*What is being asked*. Take every line where the string "into" appears and copy it.

*Dataset content*.

________________________________________

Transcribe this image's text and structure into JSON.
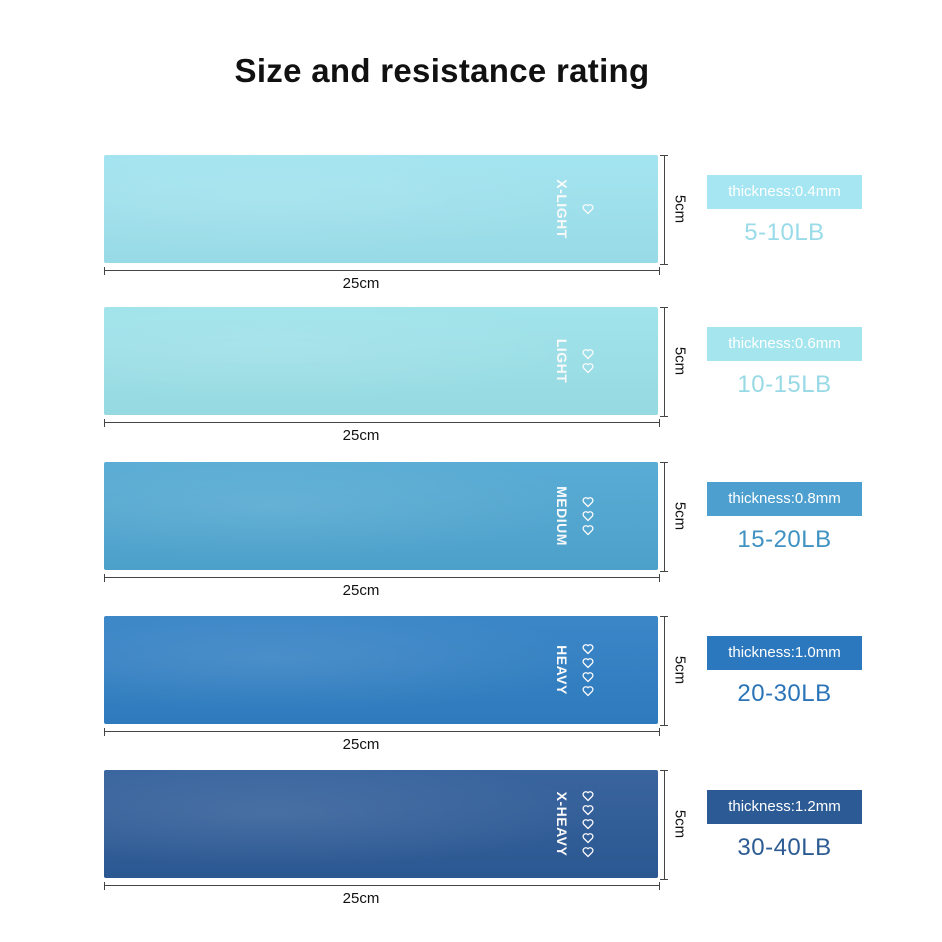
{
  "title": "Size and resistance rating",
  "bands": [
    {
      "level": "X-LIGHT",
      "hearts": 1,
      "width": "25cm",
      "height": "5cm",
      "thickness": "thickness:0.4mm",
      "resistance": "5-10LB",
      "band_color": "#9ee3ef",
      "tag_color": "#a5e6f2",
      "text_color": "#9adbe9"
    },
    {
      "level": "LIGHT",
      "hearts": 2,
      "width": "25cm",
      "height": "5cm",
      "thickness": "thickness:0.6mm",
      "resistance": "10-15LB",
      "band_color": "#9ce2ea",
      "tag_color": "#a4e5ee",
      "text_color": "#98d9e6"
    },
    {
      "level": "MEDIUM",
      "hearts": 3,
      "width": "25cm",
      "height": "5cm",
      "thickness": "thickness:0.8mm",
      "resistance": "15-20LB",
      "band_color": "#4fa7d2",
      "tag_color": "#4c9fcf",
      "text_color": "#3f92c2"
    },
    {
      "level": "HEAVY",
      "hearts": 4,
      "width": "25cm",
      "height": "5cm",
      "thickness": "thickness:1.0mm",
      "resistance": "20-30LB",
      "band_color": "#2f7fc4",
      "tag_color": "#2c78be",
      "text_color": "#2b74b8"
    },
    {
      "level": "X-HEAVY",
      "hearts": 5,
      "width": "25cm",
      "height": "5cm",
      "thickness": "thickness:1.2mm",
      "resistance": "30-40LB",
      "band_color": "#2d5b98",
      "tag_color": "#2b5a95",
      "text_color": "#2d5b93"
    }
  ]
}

________________________________________

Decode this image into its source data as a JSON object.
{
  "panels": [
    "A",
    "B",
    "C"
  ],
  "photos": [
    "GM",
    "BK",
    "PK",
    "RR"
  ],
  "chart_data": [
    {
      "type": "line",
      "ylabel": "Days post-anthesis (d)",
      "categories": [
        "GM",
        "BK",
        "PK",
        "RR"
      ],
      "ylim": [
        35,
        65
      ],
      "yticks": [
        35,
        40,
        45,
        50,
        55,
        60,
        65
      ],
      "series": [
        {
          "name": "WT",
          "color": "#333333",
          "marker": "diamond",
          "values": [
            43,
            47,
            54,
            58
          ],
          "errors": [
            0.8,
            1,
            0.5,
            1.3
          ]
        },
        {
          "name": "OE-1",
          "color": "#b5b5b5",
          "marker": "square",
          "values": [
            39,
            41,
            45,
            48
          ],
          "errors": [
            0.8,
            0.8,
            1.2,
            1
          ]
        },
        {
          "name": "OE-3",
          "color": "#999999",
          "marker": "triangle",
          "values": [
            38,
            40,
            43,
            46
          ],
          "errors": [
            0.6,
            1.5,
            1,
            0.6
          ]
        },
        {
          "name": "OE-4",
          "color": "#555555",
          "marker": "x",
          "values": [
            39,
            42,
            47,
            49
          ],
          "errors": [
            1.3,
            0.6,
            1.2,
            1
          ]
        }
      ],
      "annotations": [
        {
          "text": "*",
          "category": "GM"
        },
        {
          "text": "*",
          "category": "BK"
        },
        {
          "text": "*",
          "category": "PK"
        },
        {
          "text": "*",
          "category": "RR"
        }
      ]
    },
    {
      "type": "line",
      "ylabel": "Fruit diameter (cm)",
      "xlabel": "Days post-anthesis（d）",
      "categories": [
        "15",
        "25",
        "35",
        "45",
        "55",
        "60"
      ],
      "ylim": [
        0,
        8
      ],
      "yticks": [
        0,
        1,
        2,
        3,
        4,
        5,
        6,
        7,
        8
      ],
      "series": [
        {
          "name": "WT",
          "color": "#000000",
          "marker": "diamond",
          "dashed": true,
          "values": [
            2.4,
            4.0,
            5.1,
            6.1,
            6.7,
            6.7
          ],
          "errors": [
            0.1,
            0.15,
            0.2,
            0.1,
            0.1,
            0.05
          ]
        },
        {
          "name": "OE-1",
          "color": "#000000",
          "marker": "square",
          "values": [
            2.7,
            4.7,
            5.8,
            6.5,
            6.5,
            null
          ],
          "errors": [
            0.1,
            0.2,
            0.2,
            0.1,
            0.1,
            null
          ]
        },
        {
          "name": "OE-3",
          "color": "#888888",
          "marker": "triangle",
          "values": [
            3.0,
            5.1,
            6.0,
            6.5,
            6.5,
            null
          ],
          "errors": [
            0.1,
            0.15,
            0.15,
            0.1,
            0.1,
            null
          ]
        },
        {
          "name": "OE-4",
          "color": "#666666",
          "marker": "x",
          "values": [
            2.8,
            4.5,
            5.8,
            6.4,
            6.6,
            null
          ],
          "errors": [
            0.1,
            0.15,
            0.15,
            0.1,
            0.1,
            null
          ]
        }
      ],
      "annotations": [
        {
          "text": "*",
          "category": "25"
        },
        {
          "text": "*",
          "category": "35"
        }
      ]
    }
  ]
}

________________________________________

*Response for this exercise*.
Transcribe this image's text and structure into JSON.
Decode this image into its source data as a JSON object.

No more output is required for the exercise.